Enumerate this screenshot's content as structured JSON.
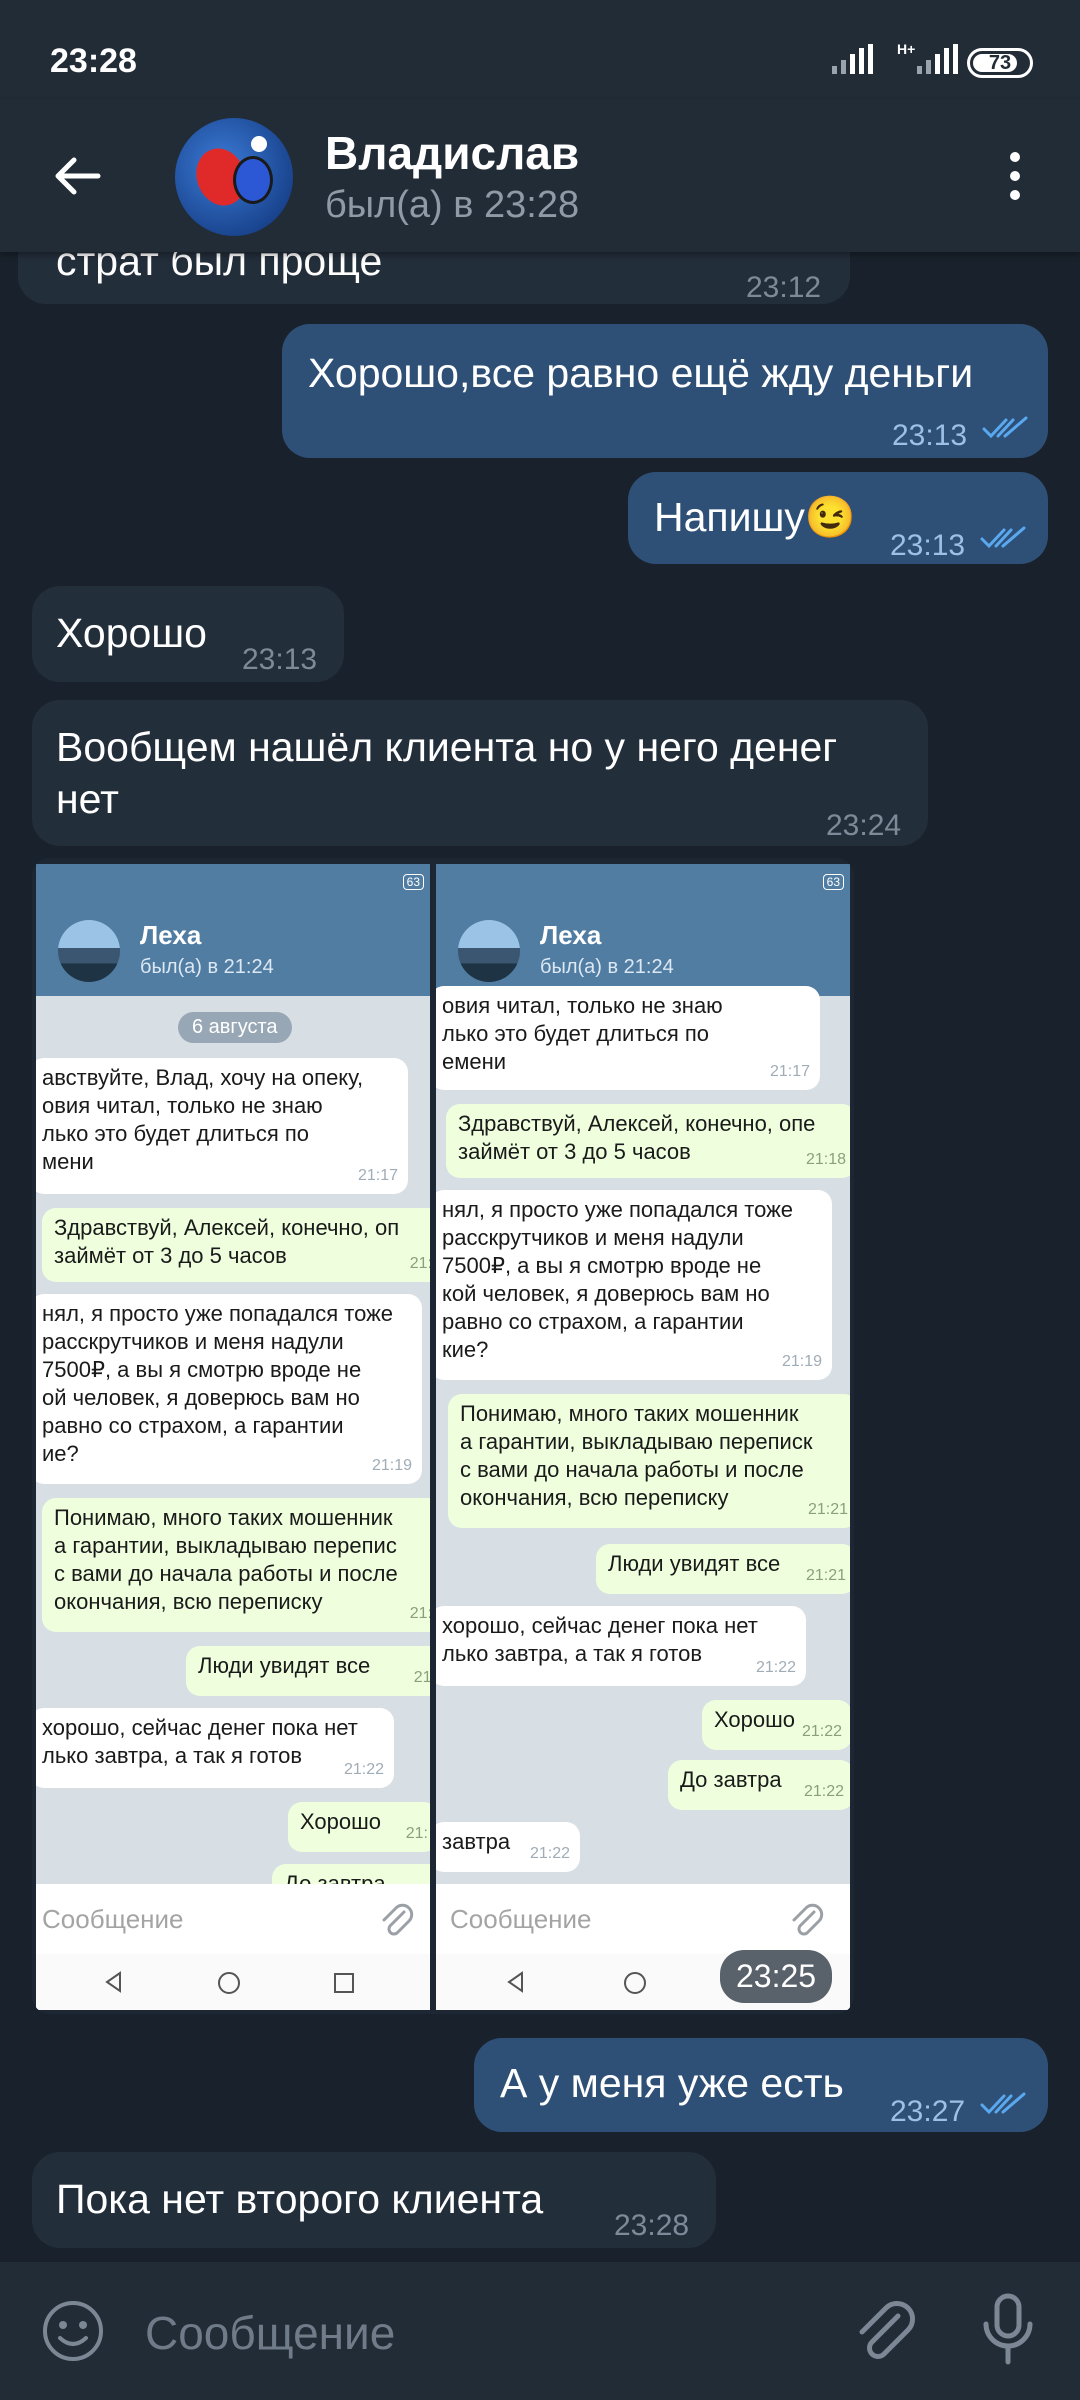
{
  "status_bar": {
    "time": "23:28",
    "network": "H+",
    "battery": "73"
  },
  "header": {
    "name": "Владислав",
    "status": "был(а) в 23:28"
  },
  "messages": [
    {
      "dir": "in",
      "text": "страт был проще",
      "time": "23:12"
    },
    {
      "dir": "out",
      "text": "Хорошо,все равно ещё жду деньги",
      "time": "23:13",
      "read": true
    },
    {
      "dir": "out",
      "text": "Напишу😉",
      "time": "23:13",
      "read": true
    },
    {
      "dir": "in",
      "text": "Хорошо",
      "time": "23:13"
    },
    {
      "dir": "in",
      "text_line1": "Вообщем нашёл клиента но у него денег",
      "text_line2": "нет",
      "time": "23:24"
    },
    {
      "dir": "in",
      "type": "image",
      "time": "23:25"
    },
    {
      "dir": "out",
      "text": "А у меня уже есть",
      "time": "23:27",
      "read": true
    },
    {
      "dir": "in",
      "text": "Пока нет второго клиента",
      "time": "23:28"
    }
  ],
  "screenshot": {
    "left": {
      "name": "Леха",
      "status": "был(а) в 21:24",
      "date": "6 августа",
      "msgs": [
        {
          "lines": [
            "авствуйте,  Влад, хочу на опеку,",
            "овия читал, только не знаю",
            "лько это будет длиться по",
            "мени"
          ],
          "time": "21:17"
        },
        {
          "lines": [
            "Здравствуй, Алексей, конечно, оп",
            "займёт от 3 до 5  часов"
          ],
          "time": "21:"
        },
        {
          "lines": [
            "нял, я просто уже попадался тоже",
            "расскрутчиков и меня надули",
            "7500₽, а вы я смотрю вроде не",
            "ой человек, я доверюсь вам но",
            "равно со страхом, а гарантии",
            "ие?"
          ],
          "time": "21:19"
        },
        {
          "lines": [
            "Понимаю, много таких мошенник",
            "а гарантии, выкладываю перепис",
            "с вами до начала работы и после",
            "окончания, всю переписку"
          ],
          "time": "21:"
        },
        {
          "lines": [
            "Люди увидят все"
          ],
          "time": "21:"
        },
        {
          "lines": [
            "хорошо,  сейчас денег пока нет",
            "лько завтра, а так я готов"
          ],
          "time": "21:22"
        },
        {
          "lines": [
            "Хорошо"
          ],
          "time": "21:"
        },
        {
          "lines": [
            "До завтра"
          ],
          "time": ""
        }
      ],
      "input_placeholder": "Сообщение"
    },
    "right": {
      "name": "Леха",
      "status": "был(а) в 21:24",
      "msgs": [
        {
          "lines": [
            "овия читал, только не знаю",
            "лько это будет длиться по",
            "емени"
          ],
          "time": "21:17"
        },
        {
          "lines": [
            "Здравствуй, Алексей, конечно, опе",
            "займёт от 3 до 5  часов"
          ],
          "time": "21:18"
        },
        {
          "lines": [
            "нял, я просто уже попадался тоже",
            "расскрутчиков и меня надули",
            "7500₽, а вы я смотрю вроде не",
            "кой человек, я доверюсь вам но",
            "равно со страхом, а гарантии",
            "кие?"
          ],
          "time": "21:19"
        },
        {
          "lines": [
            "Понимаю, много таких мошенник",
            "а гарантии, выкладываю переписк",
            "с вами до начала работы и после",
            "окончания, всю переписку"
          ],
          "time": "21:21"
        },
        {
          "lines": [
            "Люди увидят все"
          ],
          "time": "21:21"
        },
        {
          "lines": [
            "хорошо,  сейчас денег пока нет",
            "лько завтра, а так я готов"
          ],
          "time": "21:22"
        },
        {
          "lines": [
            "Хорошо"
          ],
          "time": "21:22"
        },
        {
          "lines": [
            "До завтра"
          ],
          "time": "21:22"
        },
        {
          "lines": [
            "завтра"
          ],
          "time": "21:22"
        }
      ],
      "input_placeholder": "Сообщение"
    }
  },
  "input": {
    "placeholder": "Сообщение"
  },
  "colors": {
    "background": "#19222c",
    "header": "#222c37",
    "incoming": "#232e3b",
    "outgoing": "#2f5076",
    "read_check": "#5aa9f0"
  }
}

-- -- --

*DIRECTIVE*.
Repeat each entry exactly as it appears; skip any picture.

*TASK OUTPUT*.
Enumerate this screenshot's content as structured JSON.
{
  "status_bar": {
    "time": "23:28",
    "network": "H+",
    "battery": "73"
  },
  "header": {
    "name": "Владислав",
    "status": "был(а) в 23:28"
  },
  "messages": [
    {
      "dir": "in",
      "text": "страт был проще",
      "time": "23:12"
    },
    {
      "dir": "out",
      "text": "Хорошо,все равно ещё жду деньги",
      "time": "23:13",
      "read": true
    },
    {
      "dir": "out",
      "text": "Напишу😉",
      "time": "23:13",
      "read": true
    },
    {
      "dir": "in",
      "text": "Хорошо",
      "time": "23:13"
    },
    {
      "dir": "in",
      "text_line1": "Вообщем нашёл клиента но у него денег",
      "text_line2": "нет",
      "time": "23:24"
    },
    {
      "dir": "in",
      "type": "image",
      "time": "23:25"
    },
    {
      "dir": "out",
      "text": "А у меня уже есть",
      "time": "23:27",
      "read": true
    },
    {
      "dir": "in",
      "text": "Пока нет второго клиента",
      "time": "23:28"
    }
  ],
  "screenshot": {
    "left": {
      "name": "Леха",
      "status": "был(а) в 21:24",
      "date": "6 августа",
      "msgs": [
        {
          "lines": [
            "авствуйте,  Влад, хочу на опеку,",
            "овия читал, только не знаю",
            "лько это будет длиться по",
            "мени"
          ],
          "time": "21:17"
        },
        {
          "lines": [
            "Здравствуй, Алексей, конечно, оп",
            "займёт от 3 до 5  часов"
          ],
          "time": "21:"
        },
        {
          "lines": [
            "нял, я просто уже попадался тоже",
            "расскрутчиков и меня надули",
            "7500₽, а вы я смотрю вроде не",
            "ой человек, я доверюсь вам но",
            "равно со страхом, а гарантии",
            "ие?"
          ],
          "time": "21:19"
        },
        {
          "lines": [
            "Понимаю, много таких мошенник",
            "а гарантии, выкладываю перепис",
            "с вами до начала работы и после",
            "окончания, всю переписку"
          ],
          "time": "21:"
        },
        {
          "lines": [
            "Люди увидят все"
          ],
          "time": "21:"
        },
        {
          "lines": [
            "хорошо,  сейчас денег пока нет",
            "лько завтра, а так я готов"
          ],
          "time": "21:22"
        },
        {
          "lines": [
            "Хорошо"
          ],
          "time": "21:"
        },
        {
          "lines": [
            "До завтра"
          ],
          "time": ""
        }
      ],
      "input_placeholder": "Сообщение"
    },
    "right": {
      "name": "Леха",
      "status": "был(а) в 21:24",
      "msgs": [
        {
          "lines": [
            "овия читал, только не знаю",
            "лько это будет длиться по",
            "емени"
          ],
          "time": "21:17"
        },
        {
          "lines": [
            "Здравствуй, Алексей, конечно, опе",
            "займёт от 3 до 5  часов"
          ],
          "time": "21:18"
        },
        {
          "lines": [
            "нял, я просто уже попадался тоже",
            "расскрутчиков и меня надули",
            "7500₽, а вы я смотрю вроде не",
            "кой человек, я доверюсь вам но",
            "равно со страхом, а гарантии",
            "кие?"
          ],
          "time": "21:19"
        },
        {
          "lines": [
            "Понимаю, много таких мошенник",
            "а гарантии, выкладываю переписк",
            "с вами до начала работы и после",
            "окончания, всю переписку"
          ],
          "time": "21:21"
        },
        {
          "lines": [
            "Люди увидят все"
          ],
          "time": "21:21"
        },
        {
          "lines": [
            "хорошо,  сейчас денег пока нет",
            "лько завтра, а так я готов"
          ],
          "time": "21:22"
        },
        {
          "lines": [
            "Хорошо"
          ],
          "time": "21:22"
        },
        {
          "lines": [
            "До завтра"
          ],
          "time": "21:22"
        },
        {
          "lines": [
            "завтра"
          ],
          "time": "21:22"
        }
      ],
      "input_placeholder": "Сообщение"
    }
  },
  "input": {
    "placeholder": "Сообщение"
  },
  "colors": {
    "background": "#19222c",
    "header": "#222c37",
    "incoming": "#232e3b",
    "outgoing": "#2f5076",
    "read_check": "#5aa9f0"
  }
}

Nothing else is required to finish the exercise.